Dataset rows about figures:
-=-=-=-=-

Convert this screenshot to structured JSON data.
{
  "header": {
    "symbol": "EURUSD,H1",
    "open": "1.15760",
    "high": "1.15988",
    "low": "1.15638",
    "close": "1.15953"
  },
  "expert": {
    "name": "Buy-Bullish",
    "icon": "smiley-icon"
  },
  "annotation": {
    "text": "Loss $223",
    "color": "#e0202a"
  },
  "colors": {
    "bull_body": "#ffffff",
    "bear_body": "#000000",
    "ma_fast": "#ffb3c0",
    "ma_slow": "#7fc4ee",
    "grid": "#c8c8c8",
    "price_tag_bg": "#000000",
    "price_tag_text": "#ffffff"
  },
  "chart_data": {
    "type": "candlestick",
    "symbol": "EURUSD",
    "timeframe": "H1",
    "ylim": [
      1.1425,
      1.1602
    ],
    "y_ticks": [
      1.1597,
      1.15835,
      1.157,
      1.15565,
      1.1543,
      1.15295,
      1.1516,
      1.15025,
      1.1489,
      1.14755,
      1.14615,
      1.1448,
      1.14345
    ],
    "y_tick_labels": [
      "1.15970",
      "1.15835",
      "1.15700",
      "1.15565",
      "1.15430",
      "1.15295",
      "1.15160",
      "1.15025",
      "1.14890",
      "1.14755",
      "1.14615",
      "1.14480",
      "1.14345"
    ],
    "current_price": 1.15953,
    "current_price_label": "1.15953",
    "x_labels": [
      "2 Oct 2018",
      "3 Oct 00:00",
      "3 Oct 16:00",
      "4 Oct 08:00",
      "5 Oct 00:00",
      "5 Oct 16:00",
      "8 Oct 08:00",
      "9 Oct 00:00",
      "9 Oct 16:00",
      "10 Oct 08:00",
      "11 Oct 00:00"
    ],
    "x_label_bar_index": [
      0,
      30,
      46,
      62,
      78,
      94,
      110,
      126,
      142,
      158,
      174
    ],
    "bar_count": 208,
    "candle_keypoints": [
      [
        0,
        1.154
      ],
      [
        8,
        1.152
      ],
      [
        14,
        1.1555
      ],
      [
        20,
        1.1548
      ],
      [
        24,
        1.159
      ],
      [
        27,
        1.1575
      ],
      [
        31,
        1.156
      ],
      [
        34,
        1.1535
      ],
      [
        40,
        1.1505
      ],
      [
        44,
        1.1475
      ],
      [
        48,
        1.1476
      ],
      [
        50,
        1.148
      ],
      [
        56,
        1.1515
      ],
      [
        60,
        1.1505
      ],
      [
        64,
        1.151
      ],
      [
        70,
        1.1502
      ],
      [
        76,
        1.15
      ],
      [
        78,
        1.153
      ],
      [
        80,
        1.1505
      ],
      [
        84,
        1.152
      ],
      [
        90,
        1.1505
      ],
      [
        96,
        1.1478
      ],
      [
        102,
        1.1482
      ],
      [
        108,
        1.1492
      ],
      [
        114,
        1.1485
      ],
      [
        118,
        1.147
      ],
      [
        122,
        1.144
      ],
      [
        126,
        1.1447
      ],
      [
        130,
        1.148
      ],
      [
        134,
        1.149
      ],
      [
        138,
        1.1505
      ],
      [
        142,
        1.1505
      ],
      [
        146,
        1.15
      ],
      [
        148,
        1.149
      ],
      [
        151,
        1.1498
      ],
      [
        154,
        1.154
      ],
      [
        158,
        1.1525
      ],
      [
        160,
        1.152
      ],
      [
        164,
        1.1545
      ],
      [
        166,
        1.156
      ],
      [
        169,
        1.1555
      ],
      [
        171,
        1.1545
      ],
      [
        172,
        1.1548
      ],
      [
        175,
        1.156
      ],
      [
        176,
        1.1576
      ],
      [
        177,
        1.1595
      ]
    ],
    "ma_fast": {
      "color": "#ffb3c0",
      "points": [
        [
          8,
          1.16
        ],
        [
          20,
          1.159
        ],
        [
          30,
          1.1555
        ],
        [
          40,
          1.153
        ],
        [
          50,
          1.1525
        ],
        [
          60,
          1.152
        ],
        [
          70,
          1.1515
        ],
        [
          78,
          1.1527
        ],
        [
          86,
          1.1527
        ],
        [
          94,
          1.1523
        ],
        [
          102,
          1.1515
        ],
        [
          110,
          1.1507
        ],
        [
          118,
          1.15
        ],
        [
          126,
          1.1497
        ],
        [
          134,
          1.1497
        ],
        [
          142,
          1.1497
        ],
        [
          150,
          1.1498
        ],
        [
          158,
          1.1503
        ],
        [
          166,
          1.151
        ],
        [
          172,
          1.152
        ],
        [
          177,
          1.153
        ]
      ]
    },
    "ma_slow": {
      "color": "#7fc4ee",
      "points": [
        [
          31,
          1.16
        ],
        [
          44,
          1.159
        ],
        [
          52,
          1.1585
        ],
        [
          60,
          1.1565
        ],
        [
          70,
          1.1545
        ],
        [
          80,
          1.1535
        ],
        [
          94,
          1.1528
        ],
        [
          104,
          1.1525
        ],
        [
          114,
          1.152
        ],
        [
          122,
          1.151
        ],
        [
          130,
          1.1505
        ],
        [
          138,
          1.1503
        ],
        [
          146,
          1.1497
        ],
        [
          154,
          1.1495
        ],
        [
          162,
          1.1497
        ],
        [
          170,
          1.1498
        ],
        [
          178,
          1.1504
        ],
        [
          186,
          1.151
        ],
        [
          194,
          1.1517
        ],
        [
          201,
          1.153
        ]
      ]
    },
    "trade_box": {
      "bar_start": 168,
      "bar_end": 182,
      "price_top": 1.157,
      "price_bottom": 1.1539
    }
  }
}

-=-=-=-=-

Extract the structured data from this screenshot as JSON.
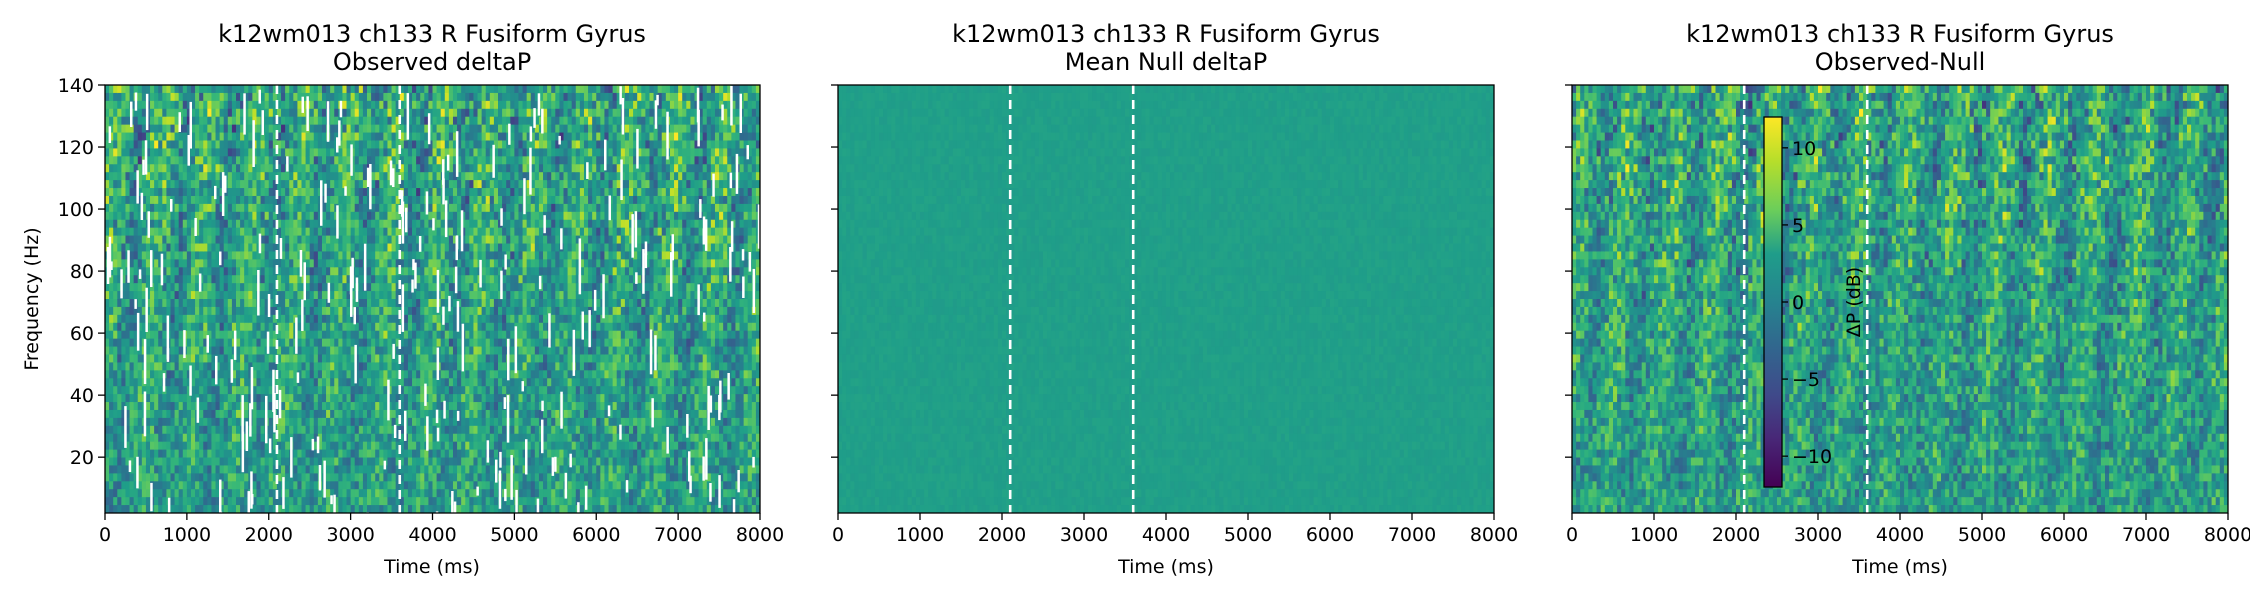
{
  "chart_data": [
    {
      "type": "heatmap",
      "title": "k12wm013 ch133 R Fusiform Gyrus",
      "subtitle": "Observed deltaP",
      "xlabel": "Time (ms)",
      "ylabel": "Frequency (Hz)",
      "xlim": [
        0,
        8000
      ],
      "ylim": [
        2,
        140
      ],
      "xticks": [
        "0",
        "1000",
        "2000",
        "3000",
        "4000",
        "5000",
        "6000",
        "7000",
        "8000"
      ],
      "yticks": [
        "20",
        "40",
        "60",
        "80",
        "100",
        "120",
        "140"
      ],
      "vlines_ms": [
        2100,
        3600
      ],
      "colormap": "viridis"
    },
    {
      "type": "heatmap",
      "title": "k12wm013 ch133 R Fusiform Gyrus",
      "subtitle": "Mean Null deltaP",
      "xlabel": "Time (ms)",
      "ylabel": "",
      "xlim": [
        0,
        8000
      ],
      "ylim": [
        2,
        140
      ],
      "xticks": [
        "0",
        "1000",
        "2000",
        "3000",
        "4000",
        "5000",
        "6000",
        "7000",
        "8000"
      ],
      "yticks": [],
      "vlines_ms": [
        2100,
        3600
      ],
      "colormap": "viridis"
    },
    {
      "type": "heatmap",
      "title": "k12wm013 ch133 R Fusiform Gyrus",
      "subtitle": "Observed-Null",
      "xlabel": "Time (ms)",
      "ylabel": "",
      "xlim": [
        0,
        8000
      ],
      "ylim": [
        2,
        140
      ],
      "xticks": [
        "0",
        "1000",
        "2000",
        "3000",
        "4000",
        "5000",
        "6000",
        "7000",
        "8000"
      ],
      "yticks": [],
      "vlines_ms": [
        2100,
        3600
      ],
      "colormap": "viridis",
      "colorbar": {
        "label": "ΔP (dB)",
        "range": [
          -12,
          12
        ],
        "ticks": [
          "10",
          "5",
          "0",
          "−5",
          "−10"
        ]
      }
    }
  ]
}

-=-=-=-=-

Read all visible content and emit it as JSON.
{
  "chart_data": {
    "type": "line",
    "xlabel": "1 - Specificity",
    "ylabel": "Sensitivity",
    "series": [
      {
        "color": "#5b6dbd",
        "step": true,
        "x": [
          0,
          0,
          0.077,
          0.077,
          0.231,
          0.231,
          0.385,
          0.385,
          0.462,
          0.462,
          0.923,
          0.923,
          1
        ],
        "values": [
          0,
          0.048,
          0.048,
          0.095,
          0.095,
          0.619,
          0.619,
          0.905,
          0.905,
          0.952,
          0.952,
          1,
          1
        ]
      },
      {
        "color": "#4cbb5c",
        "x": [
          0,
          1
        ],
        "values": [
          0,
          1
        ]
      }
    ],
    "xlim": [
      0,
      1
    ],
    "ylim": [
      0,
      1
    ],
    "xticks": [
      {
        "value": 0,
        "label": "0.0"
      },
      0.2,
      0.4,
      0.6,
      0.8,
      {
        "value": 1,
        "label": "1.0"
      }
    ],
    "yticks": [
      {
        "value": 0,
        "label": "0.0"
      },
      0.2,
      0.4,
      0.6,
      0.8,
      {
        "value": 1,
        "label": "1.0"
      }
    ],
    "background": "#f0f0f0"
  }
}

-=-=-=-=-

## Work to be completed
Answer with a single number: the count of lines holding the word "ylabel".

## Output for this task
4